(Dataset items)
++++++++

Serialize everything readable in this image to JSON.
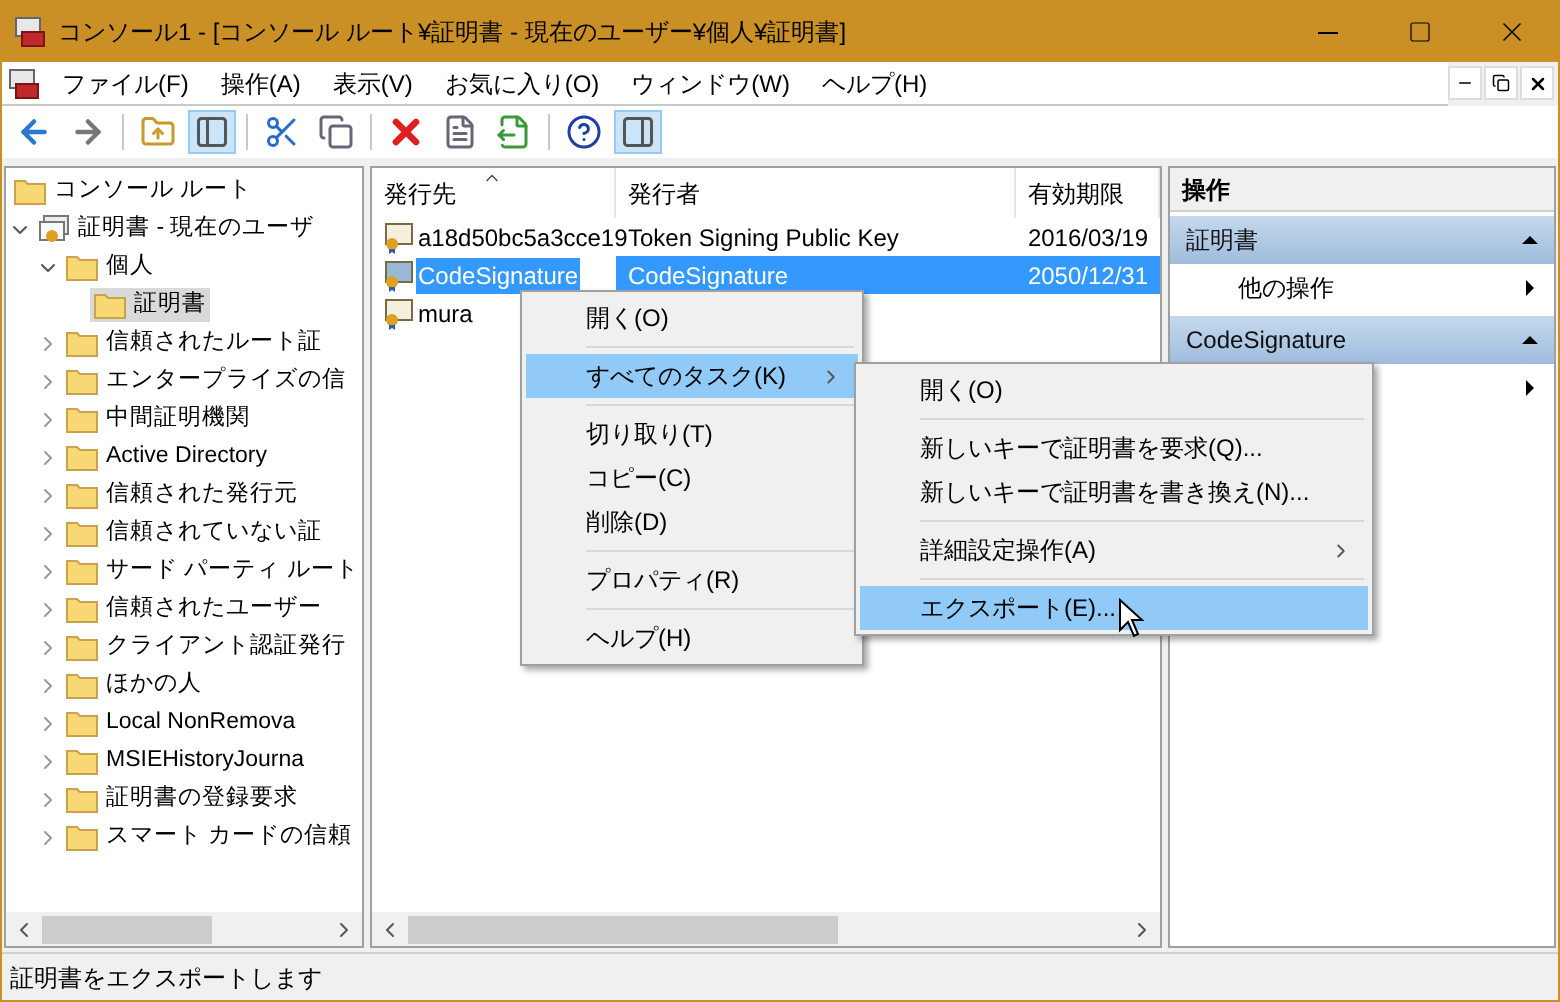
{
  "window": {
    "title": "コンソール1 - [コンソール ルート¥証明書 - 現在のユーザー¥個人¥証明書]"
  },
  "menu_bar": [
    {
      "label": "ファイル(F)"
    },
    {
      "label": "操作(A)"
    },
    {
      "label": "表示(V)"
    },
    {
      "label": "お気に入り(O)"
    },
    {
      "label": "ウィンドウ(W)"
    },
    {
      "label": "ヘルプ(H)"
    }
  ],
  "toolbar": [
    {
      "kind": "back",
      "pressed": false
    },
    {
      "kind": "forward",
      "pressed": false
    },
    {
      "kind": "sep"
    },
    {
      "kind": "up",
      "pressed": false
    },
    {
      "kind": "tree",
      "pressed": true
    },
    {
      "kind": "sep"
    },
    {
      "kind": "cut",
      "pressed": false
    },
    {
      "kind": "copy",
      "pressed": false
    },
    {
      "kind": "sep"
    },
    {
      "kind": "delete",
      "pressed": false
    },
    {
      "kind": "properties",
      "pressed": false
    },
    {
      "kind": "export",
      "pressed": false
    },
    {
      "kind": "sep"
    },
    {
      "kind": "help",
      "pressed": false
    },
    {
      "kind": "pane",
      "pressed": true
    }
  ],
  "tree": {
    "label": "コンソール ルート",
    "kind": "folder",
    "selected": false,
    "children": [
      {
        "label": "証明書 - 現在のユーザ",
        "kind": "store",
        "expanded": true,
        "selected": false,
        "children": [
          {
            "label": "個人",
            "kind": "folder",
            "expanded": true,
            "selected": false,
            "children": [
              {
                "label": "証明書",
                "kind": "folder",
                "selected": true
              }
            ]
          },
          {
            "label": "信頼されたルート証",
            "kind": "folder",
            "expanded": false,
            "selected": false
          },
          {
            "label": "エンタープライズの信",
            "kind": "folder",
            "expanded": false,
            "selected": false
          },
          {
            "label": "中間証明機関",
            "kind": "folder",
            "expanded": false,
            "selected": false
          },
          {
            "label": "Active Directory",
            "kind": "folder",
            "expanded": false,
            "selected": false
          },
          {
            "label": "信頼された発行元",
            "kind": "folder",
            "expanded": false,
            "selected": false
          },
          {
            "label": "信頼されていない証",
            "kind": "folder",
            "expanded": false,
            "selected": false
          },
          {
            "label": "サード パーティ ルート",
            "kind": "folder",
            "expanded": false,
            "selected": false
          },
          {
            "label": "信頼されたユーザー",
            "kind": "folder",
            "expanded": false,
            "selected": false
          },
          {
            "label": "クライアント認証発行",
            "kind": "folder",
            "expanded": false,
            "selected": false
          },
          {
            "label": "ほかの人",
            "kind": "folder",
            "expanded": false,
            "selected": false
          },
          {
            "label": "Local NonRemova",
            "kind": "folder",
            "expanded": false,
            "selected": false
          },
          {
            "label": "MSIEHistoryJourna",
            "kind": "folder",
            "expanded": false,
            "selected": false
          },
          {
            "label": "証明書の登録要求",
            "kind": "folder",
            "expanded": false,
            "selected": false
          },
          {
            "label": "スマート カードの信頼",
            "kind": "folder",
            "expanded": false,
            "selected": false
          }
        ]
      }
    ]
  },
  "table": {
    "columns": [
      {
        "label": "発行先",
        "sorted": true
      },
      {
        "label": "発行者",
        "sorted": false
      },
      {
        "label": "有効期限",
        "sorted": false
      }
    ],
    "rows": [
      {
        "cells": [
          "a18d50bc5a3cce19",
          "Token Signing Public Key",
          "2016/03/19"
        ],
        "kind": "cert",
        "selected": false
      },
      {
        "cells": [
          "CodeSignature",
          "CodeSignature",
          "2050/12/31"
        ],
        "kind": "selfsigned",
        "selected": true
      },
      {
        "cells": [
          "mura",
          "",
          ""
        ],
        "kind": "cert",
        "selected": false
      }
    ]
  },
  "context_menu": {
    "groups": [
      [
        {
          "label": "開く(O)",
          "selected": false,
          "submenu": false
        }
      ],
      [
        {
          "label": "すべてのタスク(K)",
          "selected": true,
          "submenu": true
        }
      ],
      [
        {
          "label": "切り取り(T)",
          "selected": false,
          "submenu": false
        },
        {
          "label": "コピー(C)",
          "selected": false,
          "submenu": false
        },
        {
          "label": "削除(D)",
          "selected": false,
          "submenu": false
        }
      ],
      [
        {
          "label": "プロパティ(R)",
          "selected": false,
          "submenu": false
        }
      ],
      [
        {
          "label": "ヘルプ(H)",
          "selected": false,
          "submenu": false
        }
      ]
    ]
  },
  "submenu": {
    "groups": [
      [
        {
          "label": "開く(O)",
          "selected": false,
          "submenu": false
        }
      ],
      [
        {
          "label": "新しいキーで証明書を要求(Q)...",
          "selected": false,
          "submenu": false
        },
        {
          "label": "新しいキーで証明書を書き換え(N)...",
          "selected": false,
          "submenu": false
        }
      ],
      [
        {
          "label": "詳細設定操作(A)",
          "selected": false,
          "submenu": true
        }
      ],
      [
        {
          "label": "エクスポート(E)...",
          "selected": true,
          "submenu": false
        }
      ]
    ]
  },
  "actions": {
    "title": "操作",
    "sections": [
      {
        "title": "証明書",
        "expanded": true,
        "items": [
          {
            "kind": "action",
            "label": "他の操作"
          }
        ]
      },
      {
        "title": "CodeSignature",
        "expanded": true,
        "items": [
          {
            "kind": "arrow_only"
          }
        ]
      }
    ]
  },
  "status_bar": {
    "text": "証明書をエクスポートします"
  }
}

++++++++

Each line that holds the word "コンソール" should be extracted from the records.

§ **EXERCISE ANSWER**:
    "title": "コンソール1 - [コンソール ルート¥証明書 - 現在のユーザー¥個人¥証明書]"
    "label": "コンソール ルート",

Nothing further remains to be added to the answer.